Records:

◆ ◆ ◆ ◆ ◆ ◆ ◆

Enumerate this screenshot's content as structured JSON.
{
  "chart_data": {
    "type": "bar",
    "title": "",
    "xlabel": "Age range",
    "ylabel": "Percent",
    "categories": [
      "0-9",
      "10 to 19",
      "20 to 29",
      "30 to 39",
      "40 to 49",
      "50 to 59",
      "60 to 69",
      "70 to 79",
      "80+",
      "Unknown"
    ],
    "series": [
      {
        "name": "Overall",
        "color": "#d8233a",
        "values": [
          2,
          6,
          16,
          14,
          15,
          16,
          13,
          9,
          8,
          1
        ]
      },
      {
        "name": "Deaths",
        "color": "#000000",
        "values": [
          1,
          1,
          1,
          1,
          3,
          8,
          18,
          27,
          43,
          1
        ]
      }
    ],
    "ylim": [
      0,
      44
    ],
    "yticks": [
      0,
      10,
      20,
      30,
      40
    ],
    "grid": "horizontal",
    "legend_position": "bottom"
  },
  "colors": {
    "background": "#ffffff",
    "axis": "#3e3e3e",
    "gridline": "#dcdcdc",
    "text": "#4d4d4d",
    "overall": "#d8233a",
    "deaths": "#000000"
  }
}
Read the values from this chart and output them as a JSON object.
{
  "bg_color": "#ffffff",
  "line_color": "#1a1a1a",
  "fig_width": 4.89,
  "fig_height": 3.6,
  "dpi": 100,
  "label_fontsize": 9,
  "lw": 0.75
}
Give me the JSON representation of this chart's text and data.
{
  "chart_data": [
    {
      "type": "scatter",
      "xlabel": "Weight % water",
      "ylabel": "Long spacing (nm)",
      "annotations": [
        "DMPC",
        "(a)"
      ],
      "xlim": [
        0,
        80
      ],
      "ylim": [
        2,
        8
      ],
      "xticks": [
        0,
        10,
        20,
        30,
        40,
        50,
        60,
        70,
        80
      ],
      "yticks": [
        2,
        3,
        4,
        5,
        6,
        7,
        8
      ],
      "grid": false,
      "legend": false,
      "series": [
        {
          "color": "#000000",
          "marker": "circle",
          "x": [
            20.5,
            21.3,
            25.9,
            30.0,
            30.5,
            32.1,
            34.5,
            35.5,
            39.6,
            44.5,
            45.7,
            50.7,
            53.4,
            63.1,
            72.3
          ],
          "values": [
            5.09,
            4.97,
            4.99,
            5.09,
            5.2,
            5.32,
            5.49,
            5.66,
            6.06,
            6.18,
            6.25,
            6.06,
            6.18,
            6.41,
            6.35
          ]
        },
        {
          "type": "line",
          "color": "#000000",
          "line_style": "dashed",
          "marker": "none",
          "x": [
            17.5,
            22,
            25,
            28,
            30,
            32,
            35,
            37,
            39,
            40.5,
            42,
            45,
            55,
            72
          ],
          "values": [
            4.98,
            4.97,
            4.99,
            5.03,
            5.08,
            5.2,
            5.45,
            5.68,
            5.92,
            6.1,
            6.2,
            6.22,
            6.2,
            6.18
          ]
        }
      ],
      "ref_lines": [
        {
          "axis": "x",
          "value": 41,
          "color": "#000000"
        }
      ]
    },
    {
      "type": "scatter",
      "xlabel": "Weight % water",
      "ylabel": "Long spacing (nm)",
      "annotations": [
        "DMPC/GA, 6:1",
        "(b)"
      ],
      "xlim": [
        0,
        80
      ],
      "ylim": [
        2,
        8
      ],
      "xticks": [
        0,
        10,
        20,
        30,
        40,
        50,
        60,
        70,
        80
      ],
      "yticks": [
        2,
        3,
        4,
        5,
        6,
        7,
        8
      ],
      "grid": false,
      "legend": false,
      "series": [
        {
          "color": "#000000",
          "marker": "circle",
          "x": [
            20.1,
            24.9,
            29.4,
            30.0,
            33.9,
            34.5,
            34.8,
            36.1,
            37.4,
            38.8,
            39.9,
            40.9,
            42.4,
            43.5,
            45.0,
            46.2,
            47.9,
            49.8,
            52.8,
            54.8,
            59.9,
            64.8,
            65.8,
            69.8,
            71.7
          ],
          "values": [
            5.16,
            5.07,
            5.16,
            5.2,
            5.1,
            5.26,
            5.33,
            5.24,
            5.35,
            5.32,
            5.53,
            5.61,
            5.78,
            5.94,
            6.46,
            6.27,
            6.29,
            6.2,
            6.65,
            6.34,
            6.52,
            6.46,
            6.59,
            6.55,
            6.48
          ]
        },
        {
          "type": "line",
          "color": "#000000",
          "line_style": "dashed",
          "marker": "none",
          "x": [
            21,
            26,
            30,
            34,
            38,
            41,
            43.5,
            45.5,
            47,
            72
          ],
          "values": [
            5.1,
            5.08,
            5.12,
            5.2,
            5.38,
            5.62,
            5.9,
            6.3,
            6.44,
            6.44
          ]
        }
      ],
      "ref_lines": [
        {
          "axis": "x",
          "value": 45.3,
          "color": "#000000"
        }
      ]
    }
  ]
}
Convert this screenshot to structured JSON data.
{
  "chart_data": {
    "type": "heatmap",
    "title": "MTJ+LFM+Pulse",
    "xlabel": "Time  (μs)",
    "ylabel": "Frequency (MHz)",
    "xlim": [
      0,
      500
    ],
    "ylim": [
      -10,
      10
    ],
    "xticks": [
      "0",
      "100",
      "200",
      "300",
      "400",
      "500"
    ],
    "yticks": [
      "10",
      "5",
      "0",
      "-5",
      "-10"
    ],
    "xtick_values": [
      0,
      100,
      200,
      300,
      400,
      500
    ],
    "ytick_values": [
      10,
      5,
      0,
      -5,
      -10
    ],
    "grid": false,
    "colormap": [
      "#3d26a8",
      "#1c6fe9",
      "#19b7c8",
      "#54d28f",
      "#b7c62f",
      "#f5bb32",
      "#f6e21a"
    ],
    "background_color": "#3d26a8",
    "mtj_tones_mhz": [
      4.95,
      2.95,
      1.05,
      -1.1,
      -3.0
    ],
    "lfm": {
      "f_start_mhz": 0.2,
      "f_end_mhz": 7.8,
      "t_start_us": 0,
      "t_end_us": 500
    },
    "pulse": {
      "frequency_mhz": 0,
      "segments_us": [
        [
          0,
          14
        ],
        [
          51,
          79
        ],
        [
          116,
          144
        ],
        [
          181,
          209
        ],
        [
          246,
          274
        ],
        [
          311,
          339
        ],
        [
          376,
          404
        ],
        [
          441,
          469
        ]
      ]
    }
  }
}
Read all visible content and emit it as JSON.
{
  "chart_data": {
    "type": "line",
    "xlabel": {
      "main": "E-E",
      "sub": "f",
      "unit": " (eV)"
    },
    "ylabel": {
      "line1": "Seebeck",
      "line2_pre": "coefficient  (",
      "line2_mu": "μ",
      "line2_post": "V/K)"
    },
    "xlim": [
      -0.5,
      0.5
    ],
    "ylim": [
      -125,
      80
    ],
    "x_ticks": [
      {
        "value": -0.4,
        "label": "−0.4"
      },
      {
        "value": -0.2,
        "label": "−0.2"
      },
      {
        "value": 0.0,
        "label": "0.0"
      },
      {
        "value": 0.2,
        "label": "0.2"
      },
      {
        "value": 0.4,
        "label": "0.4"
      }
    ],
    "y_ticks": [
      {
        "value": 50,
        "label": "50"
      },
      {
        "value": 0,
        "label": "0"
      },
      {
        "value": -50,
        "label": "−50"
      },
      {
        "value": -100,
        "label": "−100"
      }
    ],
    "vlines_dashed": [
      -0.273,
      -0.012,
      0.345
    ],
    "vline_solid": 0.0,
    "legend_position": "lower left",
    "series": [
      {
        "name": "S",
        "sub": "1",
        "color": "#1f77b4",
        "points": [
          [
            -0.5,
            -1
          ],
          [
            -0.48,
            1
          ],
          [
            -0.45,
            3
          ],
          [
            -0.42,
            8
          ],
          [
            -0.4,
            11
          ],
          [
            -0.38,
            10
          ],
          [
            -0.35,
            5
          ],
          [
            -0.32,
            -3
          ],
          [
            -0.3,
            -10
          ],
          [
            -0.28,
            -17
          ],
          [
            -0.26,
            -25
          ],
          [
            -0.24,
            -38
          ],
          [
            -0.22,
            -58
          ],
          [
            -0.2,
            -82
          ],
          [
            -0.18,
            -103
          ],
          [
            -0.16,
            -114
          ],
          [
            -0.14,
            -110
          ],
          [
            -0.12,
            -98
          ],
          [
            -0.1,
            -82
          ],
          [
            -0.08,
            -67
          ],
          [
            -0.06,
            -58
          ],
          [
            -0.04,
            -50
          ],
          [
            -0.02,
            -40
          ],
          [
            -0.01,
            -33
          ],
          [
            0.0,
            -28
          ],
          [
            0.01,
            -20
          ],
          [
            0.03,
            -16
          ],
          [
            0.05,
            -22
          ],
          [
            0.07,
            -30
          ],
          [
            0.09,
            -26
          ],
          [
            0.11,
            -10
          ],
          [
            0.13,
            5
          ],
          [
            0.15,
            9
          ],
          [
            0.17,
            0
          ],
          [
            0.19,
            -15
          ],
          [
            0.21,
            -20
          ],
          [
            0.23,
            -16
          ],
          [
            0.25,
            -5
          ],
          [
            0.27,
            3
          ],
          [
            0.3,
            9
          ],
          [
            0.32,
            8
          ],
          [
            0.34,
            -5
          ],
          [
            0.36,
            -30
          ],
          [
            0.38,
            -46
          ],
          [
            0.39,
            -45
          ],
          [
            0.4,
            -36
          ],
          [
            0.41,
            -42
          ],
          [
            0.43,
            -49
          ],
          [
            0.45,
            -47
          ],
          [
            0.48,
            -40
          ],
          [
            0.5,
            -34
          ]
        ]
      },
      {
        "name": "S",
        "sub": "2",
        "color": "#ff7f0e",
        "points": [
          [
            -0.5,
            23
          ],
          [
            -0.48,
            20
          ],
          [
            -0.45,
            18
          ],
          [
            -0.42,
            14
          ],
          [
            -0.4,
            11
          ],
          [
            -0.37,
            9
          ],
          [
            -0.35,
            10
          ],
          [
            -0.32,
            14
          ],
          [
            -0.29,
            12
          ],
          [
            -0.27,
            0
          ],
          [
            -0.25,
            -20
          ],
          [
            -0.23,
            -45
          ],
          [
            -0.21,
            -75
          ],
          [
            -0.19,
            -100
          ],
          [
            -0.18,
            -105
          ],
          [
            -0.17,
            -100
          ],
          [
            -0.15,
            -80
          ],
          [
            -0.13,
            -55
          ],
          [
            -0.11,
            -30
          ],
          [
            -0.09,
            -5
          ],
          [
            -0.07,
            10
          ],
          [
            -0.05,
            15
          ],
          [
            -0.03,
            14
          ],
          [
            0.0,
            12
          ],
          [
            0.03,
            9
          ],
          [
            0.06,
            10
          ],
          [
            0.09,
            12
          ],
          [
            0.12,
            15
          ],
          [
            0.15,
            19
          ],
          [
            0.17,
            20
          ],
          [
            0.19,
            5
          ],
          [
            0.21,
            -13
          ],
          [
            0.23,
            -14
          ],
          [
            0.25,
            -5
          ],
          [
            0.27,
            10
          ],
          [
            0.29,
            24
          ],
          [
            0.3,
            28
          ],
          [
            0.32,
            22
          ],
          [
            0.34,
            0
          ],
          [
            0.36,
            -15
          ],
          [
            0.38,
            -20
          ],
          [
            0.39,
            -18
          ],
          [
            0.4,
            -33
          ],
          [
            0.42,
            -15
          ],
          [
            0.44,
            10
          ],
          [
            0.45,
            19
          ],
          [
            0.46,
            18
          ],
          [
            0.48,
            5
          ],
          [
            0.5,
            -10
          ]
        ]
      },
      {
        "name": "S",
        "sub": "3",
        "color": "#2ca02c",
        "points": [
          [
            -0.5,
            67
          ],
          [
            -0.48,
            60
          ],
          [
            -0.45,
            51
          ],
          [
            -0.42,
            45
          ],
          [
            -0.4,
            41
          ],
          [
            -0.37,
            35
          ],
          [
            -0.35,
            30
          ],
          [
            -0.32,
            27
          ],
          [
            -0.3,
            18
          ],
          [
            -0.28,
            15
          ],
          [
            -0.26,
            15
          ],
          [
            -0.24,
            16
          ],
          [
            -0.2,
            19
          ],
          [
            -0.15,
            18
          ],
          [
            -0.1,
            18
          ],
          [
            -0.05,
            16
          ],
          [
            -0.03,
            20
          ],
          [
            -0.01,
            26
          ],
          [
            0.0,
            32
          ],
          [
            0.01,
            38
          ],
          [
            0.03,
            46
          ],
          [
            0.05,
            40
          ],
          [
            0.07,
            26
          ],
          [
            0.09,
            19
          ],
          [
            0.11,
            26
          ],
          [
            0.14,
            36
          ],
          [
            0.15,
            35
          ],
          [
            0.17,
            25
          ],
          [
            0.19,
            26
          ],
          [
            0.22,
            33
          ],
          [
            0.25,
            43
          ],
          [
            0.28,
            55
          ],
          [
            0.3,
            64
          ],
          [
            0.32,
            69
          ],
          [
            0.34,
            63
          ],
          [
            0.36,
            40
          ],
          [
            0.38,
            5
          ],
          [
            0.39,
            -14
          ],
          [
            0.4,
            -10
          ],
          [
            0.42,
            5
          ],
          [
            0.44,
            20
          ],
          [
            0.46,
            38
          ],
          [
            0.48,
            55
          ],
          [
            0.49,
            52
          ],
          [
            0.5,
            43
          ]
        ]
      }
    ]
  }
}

◆ ◆ ◆ ◆ ◆ ◆ ◆

Task statement: Look through the listing and extract every line with "this" in it.

Solved exercise:
Enumerate this screenshot's content as structured JSON.
Read the values from this chart and output them as a JSON object.
Give me the JSON representation of this chart's text and data.
Convert this screenshot to structured JSON data.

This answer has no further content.